*Task to complete*. Write out exactly the lines running from the line that includes "Enumerate this screenshot's" to the end of the data, both ends included, and nothing besides.

** Start Available data **

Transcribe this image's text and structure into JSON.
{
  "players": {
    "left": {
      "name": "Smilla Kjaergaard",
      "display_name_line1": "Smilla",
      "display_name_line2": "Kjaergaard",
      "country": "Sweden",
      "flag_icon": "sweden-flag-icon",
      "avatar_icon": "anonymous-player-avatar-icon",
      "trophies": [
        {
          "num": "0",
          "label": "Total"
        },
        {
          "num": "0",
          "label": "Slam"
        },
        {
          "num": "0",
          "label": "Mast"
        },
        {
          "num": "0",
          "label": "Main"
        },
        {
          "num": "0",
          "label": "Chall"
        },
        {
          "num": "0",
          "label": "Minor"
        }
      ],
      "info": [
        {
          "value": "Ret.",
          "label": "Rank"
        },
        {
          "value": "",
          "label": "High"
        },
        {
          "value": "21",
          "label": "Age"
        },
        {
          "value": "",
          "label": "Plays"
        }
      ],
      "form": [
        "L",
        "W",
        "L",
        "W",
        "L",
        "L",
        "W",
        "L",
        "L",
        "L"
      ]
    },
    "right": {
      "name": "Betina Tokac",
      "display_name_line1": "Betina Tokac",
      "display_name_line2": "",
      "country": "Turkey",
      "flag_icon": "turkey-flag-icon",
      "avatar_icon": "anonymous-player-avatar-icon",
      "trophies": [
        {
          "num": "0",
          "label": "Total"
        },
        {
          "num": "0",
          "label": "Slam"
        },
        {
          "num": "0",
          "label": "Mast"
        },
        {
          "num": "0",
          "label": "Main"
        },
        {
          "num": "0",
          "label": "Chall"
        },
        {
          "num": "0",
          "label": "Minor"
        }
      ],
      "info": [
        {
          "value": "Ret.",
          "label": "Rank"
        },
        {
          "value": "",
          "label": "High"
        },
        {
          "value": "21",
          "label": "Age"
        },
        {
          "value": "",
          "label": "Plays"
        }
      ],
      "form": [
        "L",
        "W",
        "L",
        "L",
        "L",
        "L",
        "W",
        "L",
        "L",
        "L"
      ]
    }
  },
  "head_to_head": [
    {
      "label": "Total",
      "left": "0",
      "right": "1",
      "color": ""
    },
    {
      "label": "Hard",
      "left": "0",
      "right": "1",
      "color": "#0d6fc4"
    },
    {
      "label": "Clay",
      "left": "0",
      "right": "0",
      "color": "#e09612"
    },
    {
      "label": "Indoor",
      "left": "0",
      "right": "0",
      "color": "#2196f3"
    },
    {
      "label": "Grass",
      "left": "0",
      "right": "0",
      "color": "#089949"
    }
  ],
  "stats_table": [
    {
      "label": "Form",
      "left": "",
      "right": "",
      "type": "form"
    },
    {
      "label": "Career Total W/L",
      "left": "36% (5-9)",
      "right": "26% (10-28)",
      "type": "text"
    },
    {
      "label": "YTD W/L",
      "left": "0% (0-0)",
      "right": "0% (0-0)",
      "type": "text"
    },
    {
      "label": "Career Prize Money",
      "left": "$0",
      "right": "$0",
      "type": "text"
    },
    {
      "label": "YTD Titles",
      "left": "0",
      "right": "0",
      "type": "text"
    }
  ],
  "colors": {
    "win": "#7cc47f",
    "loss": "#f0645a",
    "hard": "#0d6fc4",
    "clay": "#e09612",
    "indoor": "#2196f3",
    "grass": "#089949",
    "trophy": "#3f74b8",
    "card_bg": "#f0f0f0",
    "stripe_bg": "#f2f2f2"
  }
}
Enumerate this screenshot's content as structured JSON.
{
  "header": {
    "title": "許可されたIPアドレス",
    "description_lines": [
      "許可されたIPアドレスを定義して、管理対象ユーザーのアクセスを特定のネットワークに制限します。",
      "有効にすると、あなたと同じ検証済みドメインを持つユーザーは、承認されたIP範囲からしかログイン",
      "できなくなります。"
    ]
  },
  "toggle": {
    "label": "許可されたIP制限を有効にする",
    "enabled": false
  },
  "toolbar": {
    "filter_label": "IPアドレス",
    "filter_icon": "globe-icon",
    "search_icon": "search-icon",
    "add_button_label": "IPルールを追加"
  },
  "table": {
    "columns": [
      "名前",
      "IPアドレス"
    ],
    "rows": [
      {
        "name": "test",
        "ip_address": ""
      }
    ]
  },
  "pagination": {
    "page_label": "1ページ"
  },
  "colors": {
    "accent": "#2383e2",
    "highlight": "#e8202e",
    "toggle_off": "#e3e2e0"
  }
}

** End Available data **

*Completed task*.
Enumerate this screenshot's content as structured JSON.
{
  "header": {
    "title": "許可されたIPアドレス",
    "description_lines": [
      "許可されたIPアドレスを定義して、管理対象ユーザーのアクセスを特定のネットワークに制限します。",
      "有効にすると、あなたと同じ検証済みドメインを持つユーザーは、承認されたIP範囲からしかログイン",
      "できなくなります。"
    ]
  },
  "toggle": {
    "label": "許可されたIP制限を有効にする",
    "enabled": false
  },
  "toolbar": {
    "filter_label": "IPアドレス",
    "filter_icon": "globe-icon",
    "search_icon": "search-icon",
    "add_button_label": "IPルールを追加"
  },
  "table": {
    "columns": [
      "名前",
      "IPアドレス"
    ],
    "rows": [
      {
        "name": "test",
        "ip_address": ""
      }
    ]
  },
  "pagination": {
    "page_label": "1ページ"
  },
  "colors": {
    "accent": "#2383e2",
    "highlight": "#e8202e",
    "toggle_off": "#e3e2e0"
  }
}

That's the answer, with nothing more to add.